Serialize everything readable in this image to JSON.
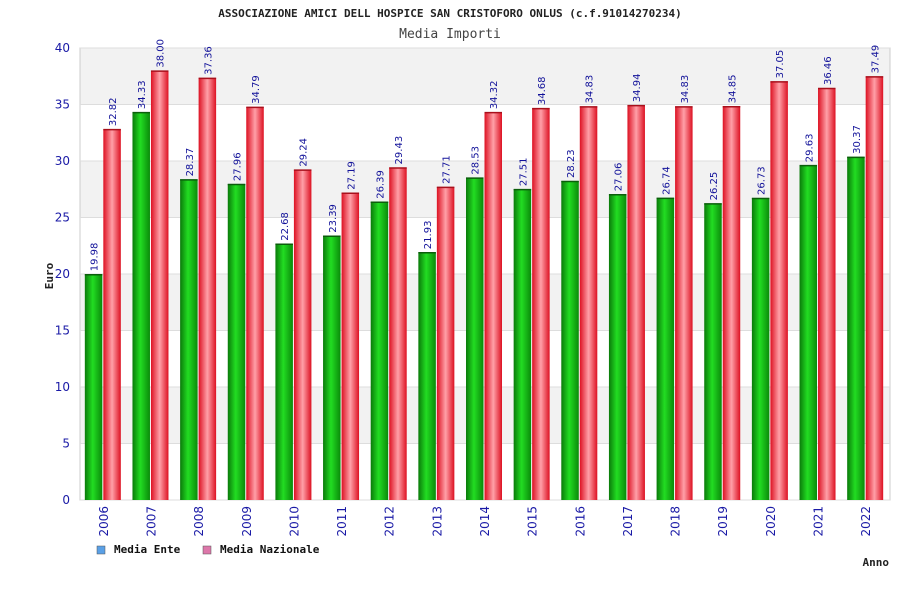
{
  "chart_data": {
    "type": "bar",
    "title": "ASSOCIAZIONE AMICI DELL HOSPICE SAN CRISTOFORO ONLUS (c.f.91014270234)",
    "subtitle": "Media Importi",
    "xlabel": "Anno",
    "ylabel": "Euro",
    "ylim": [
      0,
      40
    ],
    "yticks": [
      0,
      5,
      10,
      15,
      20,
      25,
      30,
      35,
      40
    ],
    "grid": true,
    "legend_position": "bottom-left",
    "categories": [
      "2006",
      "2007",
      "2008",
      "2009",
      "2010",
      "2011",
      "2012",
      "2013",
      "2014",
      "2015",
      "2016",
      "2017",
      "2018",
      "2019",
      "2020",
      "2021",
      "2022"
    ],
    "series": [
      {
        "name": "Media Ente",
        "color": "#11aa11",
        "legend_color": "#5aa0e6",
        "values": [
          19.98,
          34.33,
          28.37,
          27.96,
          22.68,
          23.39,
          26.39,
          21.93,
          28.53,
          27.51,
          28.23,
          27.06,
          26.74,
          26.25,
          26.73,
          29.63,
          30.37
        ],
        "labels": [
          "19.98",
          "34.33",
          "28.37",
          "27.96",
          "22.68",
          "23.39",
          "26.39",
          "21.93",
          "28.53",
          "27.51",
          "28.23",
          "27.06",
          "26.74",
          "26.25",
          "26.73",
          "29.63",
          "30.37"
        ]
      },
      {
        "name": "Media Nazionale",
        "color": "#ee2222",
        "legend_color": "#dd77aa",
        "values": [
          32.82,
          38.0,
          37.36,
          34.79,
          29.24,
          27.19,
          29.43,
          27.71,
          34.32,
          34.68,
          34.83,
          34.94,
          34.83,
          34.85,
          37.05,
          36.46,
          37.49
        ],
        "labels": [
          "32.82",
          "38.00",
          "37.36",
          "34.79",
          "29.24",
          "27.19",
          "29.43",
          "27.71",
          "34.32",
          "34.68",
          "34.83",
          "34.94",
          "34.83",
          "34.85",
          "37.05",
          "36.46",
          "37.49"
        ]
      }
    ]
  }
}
--
Written problem:
Reproduce every entry word for word, but omit the pictures.

Response to the exercise:
Serialize everything readable in this image to JSON.
{
  "chart_data": {
    "type": "bar",
    "title": "ASSOCIAZIONE AMICI DELL HOSPICE SAN CRISTOFORO ONLUS (c.f.91014270234)",
    "subtitle": "Media Importi",
    "xlabel": "Anno",
    "ylabel": "Euro",
    "ylim": [
      0,
      40
    ],
    "yticks": [
      0,
      5,
      10,
      15,
      20,
      25,
      30,
      35,
      40
    ],
    "grid": true,
    "legend_position": "bottom-left",
    "categories": [
      "2006",
      "2007",
      "2008",
      "2009",
      "2010",
      "2011",
      "2012",
      "2013",
      "2014",
      "2015",
      "2016",
      "2017",
      "2018",
      "2019",
      "2020",
      "2021",
      "2022"
    ],
    "series": [
      {
        "name": "Media Ente",
        "color": "#11aa11",
        "legend_color": "#5aa0e6",
        "values": [
          19.98,
          34.33,
          28.37,
          27.96,
          22.68,
          23.39,
          26.39,
          21.93,
          28.53,
          27.51,
          28.23,
          27.06,
          26.74,
          26.25,
          26.73,
          29.63,
          30.37
        ],
        "labels": [
          "19.98",
          "34.33",
          "28.37",
          "27.96",
          "22.68",
          "23.39",
          "26.39",
          "21.93",
          "28.53",
          "27.51",
          "28.23",
          "27.06",
          "26.74",
          "26.25",
          "26.73",
          "29.63",
          "30.37"
        ]
      },
      {
        "name": "Media Nazionale",
        "color": "#ee2222",
        "legend_color": "#dd77aa",
        "values": [
          32.82,
          38.0,
          37.36,
          34.79,
          29.24,
          27.19,
          29.43,
          27.71,
          34.32,
          34.68,
          34.83,
          34.94,
          34.83,
          34.85,
          37.05,
          36.46,
          37.49
        ],
        "labels": [
          "32.82",
          "38.00",
          "37.36",
          "34.79",
          "29.24",
          "27.19",
          "29.43",
          "27.71",
          "34.32",
          "34.68",
          "34.83",
          "34.94",
          "34.83",
          "34.85",
          "37.05",
          "36.46",
          "37.49"
        ]
      }
    ]
  }
}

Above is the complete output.